Selected passage:
··········
The flyover will connect U.S. Route 95 and county Route 215, known as the Las Vegas Beltway, in the northwest part of the city. NDOT announced construction had reached the midway completion point Nov. 8.
U.S. 95 is an important north-south route and passes straight through Las Vegas. The Las Vegas Beltway, made up of county Route 215 and Interstate 215, loops three-quarters of the way around the city.
“This new interchange connection, upon completion, will greatly enhance traffic, mobility and motorist safety,” NDOT spokesman Tony Illia said. “Currently, over 107,500 vehicles daily travel the ramps and freeways at U.S. 95 and the 215 Beltway, and it’s only expected to grow in the future.”
The bridge project employs 150 workers and is expected to be finished in November 2020, according to Nevada DOT. (NDOT)
At 2,635 feet, the bridge is Nevada’s second-longest span. The longest is the I-515 viaduct between Eastern Avenue and I-15 in downtown Las Vegas, which stretches 1.6 miles.
Constructed from cast-in-place concrete, the box girder bridge will provide one travel lane in each direction. The concrete was pumped into molds and cured to reach maximum structural strength. A skeleton of rebar and steel cables supports it internally. The structure requires 18,900 cubic yards of concrete, which is enough to fill six Olympic-size swimming pools.
According to NDOT, this undertaking employs 150 workers and is expected to finish in November 2020. NDOT works with Waze to inform travelers about planned road restrictions, although unscheduled closures are possible.
The bridge is part of the larger $73 million Centennial Bowl interchange project, which broke ground in January. The Centennial Bowl project is meant to improve mobility at the intersection of U.S. 95 and the Las Vegas Beltway.
“The flyover ramps will enable direct freeway-to-freeway connections while still maintaining highway travel speeds for greater efficiency and safety,” Illia said. “The structures also eliminate the current stop-and-go surface street travel currently needed when navigating the interchange.”
When the bridge is completed, it'll be Nevada's second-longest span at 2,635 feet. (NDOT)
The Centennial Bowl is one of several NDOT efforts to increase infrastructure capacity in southern Nevada.
··········
Reproduce the passage above about the Las Vegas flyover word for word, beginning at the words "At 2,635 feet, the" and stopping after "stretches 1.6 miles.".

Source records:
··········
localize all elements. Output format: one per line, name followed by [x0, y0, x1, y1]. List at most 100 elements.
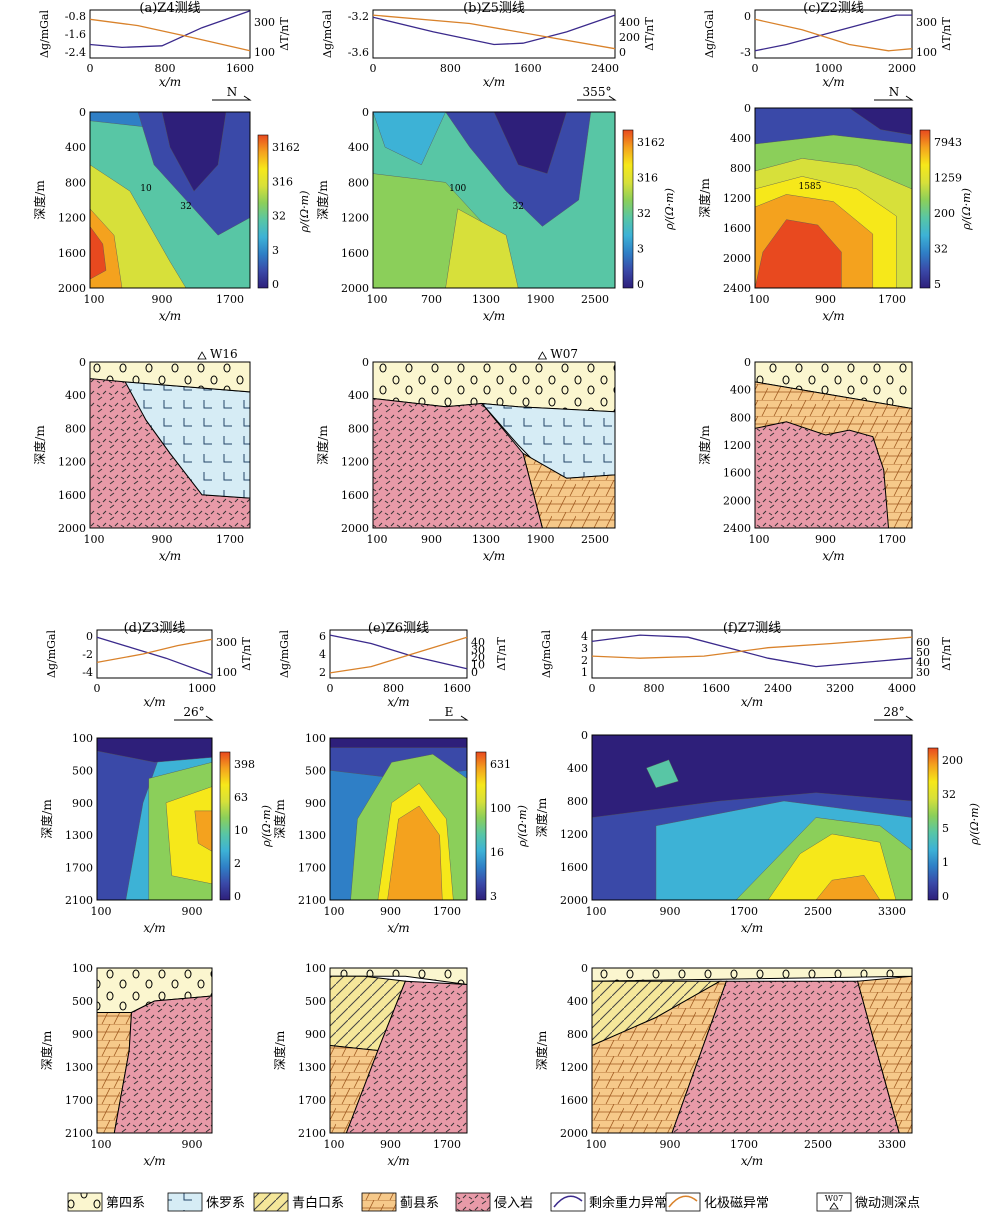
geo-depth-tick-label: 1700 [65, 1094, 93, 1107]
geo-depth-tick-label: 0 [744, 356, 751, 369]
geo-depth-tick-label: 1200 [58, 456, 86, 469]
magnetic-axis-label: ΔT/nT [643, 17, 656, 51]
magnetic-axis-label: ΔT/nT [495, 637, 508, 671]
geo-x-tick-label: 1700 [216, 533, 244, 546]
depth-tick-label: 1600 [560, 861, 588, 874]
res-x-tick-label: 3300 [878, 905, 906, 918]
curve-x-tick-label: 1000 [188, 682, 216, 695]
resistivity-frame [329, 737, 468, 901]
geo-x-tick-label: 100 [324, 1138, 345, 1151]
depth-tick-label: 1700 [298, 862, 326, 875]
geo-depth-tick-label: 2100 [298, 1127, 326, 1140]
geo-depth-tick-label: 0 [581, 962, 588, 975]
geology-frame [372, 361, 616, 529]
legend-swatch [665, 1192, 701, 1212]
curve-x-tick-label: 3200 [826, 682, 854, 695]
res-x-tick-label: 100 [324, 905, 345, 918]
depth-tick-label: 100 [305, 732, 326, 745]
depth-tick-label: 1300 [65, 829, 93, 842]
geology-section [591, 967, 913, 1134]
colorbar-tick-label: 32 [942, 788, 956, 801]
geo-x-tick-label: 3300 [878, 1138, 906, 1151]
geo-x-tick-label: 2500 [804, 1138, 832, 1151]
colorbar-tick-label: 3162 [637, 136, 665, 149]
colorbar-tick-label: 2 [234, 857, 241, 870]
colorbar-tick-label: 100 [490, 802, 511, 815]
station-triangle-icon [829, 1202, 839, 1210]
geo-depth-tick-label: 2000 [723, 494, 751, 507]
magnetic-tick-label: 0 [471, 666, 478, 679]
resistivity-section [591, 734, 913, 901]
depth-axis-label: 深度/m [534, 797, 549, 837]
curve-x-tick-label: 2000 [888, 62, 916, 75]
res-x-axis-label: x/m [143, 921, 165, 935]
magnetic-axis-label: ΔT/nT [278, 17, 291, 51]
gravity-curve [89, 10, 251, 49]
colorbar-label: ρ/(Ω·m) [260, 805, 273, 848]
magnetic-tick-label: 40 [471, 636, 485, 649]
panel-title: (f)Z7测线 [723, 621, 781, 636]
colorbar-tick-label: 3 [637, 243, 644, 256]
curve-x-tick-label: 800 [383, 682, 404, 695]
depth-axis-label: 深度/m [315, 180, 330, 220]
panel-title: (a)Z4测线 [139, 1, 200, 16]
resistivity-section: 10 32 [89, 111, 251, 289]
geo-depth-tick-label: 0 [79, 356, 86, 369]
colorbar-tick-label: 0 [272, 278, 279, 291]
geo-depth-tick-label: 2000 [560, 1127, 588, 1140]
geo-depth-tick-label: 2000 [58, 522, 86, 535]
depth-tick-label: 500 [72, 764, 93, 777]
colorbar [219, 751, 231, 901]
geology-frame [329, 967, 468, 1134]
gravity-tick-label: 4 [581, 630, 588, 643]
res-x-axis-label: x/m [483, 309, 505, 323]
colorbar-tick-label: 316 [637, 172, 658, 185]
magnetic-legend-line-icon [668, 1195, 698, 1208]
geology-section [754, 361, 913, 529]
legend-item: 化极磁异常 [665, 1192, 769, 1212]
legend-label: 剩余重力异常 [589, 1195, 667, 1211]
depth-tick-label: 100 [72, 732, 93, 745]
res-x-tick-label: 2500 [804, 905, 832, 918]
res-x-tick-label: 1700 [216, 293, 244, 306]
depth-axis-label: 深度/m [697, 178, 712, 218]
legend-label: 蓟县系 [400, 1196, 439, 1211]
geology-frame [754, 361, 913, 529]
resistivity-section [96, 737, 213, 901]
legend-swatch [253, 1192, 289, 1212]
gravity-tick-label: -0.8 [65, 10, 86, 23]
lithology-unit-pin [754, 421, 890, 529]
curve-x-axis-label: x/m [483, 75, 505, 89]
geo-x-tick-label: 900 [152, 533, 173, 546]
geo-depth-tick-label: 500 [305, 995, 326, 1008]
panel-title: (c)Z2测线 [803, 1, 864, 16]
curve-plot-frame [329, 629, 468, 679]
colorbar [475, 751, 487, 901]
colorbar-label: ρ/(Ω·m) [663, 188, 676, 231]
curve-x-tick-label: 800 [644, 682, 665, 695]
gravity-axis-label: Δg/mGal [321, 10, 334, 58]
depth-axis-label: 深度/m [32, 180, 47, 220]
gravity-axis-label: Δg/mGal [703, 10, 716, 58]
curve-x-tick-label: 800 [155, 62, 176, 75]
resistivity-section: 1585 [754, 107, 913, 289]
geo-x-tick-label: 1900 [527, 533, 555, 546]
direction-arrow [212, 95, 252, 101]
depth-tick-label: 1300 [298, 829, 326, 842]
geology-section [96, 967, 213, 1134]
direction-label: 28° [883, 705, 904, 719]
geo-x-tick-label: 900 [182, 1138, 203, 1151]
geo-depth-tick-label: 900 [72, 1028, 93, 1041]
magnetic-curve [329, 636, 468, 674]
geology-section [89, 361, 251, 529]
panel-title: (e)Z6测线 [368, 621, 429, 636]
colorbar-tick-label: 32 [272, 210, 286, 223]
magnetic-curve [754, 18, 913, 52]
res-x-tick-label: 900 [660, 905, 681, 918]
geology-section [329, 967, 468, 1134]
colorbar-tick-label: 16 [490, 846, 504, 859]
gravity-axis-label: Δg/mGal [540, 630, 553, 678]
··········
Finished exercise:
At 2,635 feet, the bridge is Nevada’s second-longest span. The longest is the I-515 viaduct between Eastern Avenue and I-15 in downtown Las Vegas, which stretches 1.6 miles.